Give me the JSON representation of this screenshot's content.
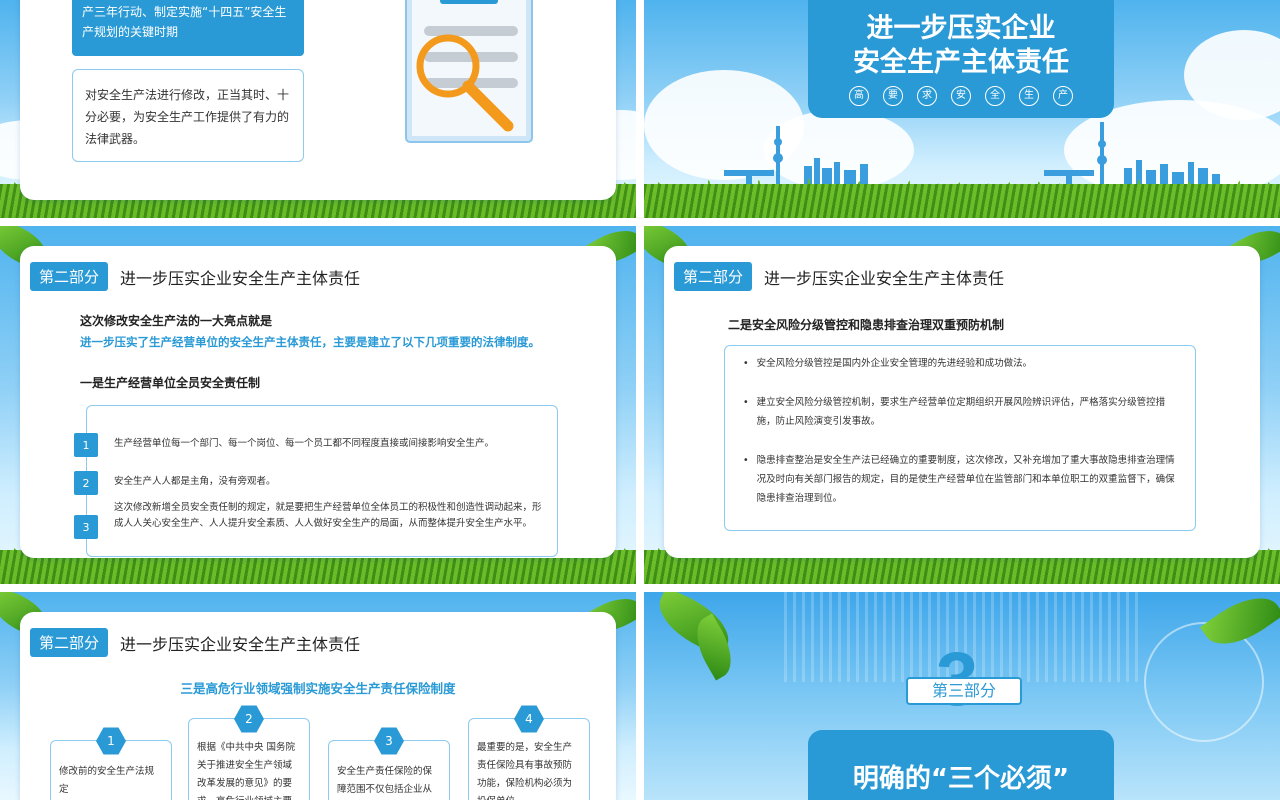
{
  "slide1": {
    "blue_box_text": "产三年行动、制定实施“十四五”安全生产规划的关键时期",
    "outline_box_text": "对安全生产法进行修改，正当其时、十分必要，为安全生产工作提供了有力的法律武器。"
  },
  "slide2": {
    "title_line1": "进一步压实企业",
    "title_line2": "安全生产主体责任",
    "chars": [
      "高",
      "要",
      "求",
      "安",
      "全",
      "生",
      "产"
    ]
  },
  "slide3": {
    "badge": "第二部分",
    "section_title": "进一步压实企业安全生产主体责任",
    "intro": "这次修改安全生产法的一大亮点就是",
    "highlight": "进一步压实了生产经营单位的安全生产主体责任，主要是建立了以下几项重要的法律制度。",
    "subheading": "一是生产经营单位全员安全责任制",
    "items": [
      {
        "num": "1",
        "text": "生产经营单位每一个部门、每一个岗位、每一个员工都不同程度直接或间接影响安全生产。"
      },
      {
        "num": "2",
        "text": "安全生产人人都是主角，没有旁观者。"
      },
      {
        "num": "3",
        "text": "这次修改新增全员安全责任制的规定，就是要把生产经营单位全体员工的积极性和创造性调动起来，形成人人关心安全生产、人人提升安全素质、人人做好安全生产的局面，从而整体提升安全生产水平。"
      }
    ]
  },
  "slide4": {
    "badge": "第二部分",
    "section_title": "进一步压实企业安全生产主体责任",
    "heading": "二是安全风险分级管控和隐患排查治理双重预防机制",
    "bullets": [
      "安全风险分级管控是国内外企业安全管理的先进经验和成功做法。",
      "建立安全风险分级管控机制，要求生产经营单位定期组织开展风险辨识评估，严格落实分级管控措施，防止风险演变引发事故。",
      "隐患排查整治是安全生产法已经确立的重要制度，这次修改，又补充增加了重大事故隐患排查治理情况及时向有关部门报告的规定，目的是使生产经营单位在监管部门和本单位职工的双重监督下，确保隐患排查治理到位。"
    ]
  },
  "slide5": {
    "badge": "第二部分",
    "section_title": "进一步压实企业安全生产主体责任",
    "heading": "三是高危行业领域强制实施安全生产责任保险制度",
    "cards": [
      {
        "num": "1",
        "text": "修改前的安全生产法规定"
      },
      {
        "num": "2",
        "text": "根据《中共中央 国务院关于推进安全生产领域改革发展的意见》的要求，高危行业领域主要是矿山"
      },
      {
        "num": "3",
        "text": "安全生产责任保险的保障范围不仅包括企业从业人"
      },
      {
        "num": "4",
        "text": "最重要的是，安全生产责任保险具有事故预防功能，保险机构必须为投保单位"
      }
    ]
  },
  "slide6": {
    "big_number": "3",
    "part_label": "第三部分",
    "title": "明确的“三个必须”"
  }
}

----------------

Goal. Could you repeat all of the material exactly? Pictures should not be copied.

Answer.
Give me the JSON representation of this screenshot's content.
{
  "slide1": {
    "blue_box_text": "产三年行动、制定实施“十四五”安全生产规划的关键时期",
    "outline_box_text": "对安全生产法进行修改，正当其时、十分必要，为安全生产工作提供了有力的法律武器。"
  },
  "slide2": {
    "title_line1": "进一步压实企业",
    "title_line2": "安全生产主体责任",
    "chars": [
      "高",
      "要",
      "求",
      "安",
      "全",
      "生",
      "产"
    ]
  },
  "slide3": {
    "badge": "第二部分",
    "section_title": "进一步压实企业安全生产主体责任",
    "intro": "这次修改安全生产法的一大亮点就是",
    "highlight": "进一步压实了生产经营单位的安全生产主体责任，主要是建立了以下几项重要的法律制度。",
    "subheading": "一是生产经营单位全员安全责任制",
    "items": [
      {
        "num": "1",
        "text": "生产经营单位每一个部门、每一个岗位、每一个员工都不同程度直接或间接影响安全生产。"
      },
      {
        "num": "2",
        "text": "安全生产人人都是主角，没有旁观者。"
      },
      {
        "num": "3",
        "text": "这次修改新增全员安全责任制的规定，就是要把生产经营单位全体员工的积极性和创造性调动起来，形成人人关心安全生产、人人提升安全素质、人人做好安全生产的局面，从而整体提升安全生产水平。"
      }
    ]
  },
  "slide4": {
    "badge": "第二部分",
    "section_title": "进一步压实企业安全生产主体责任",
    "heading": "二是安全风险分级管控和隐患排查治理双重预防机制",
    "bullets": [
      "安全风险分级管控是国内外企业安全管理的先进经验和成功做法。",
      "建立安全风险分级管控机制，要求生产经营单位定期组织开展风险辨识评估，严格落实分级管控措施，防止风险演变引发事故。",
      "隐患排查整治是安全生产法已经确立的重要制度，这次修改，又补充增加了重大事故隐患排查治理情况及时向有关部门报告的规定，目的是使生产经营单位在监管部门和本单位职工的双重监督下，确保隐患排查治理到位。"
    ]
  },
  "slide5": {
    "badge": "第二部分",
    "section_title": "进一步压实企业安全生产主体责任",
    "heading": "三是高危行业领域强制实施安全生产责任保险制度",
    "cards": [
      {
        "num": "1",
        "text": "修改前的安全生产法规定"
      },
      {
        "num": "2",
        "text": "根据《中共中央 国务院关于推进安全生产领域改革发展的意见》的要求，高危行业领域主要是矿山"
      },
      {
        "num": "3",
        "text": "安全生产责任保险的保障范围不仅包括企业从业人"
      },
      {
        "num": "4",
        "text": "最重要的是，安全生产责任保险具有事故预防功能，保险机构必须为投保单位"
      }
    ]
  },
  "slide6": {
    "big_number": "3",
    "part_label": "第三部分",
    "title": "明确的“三个必须”"
  }
}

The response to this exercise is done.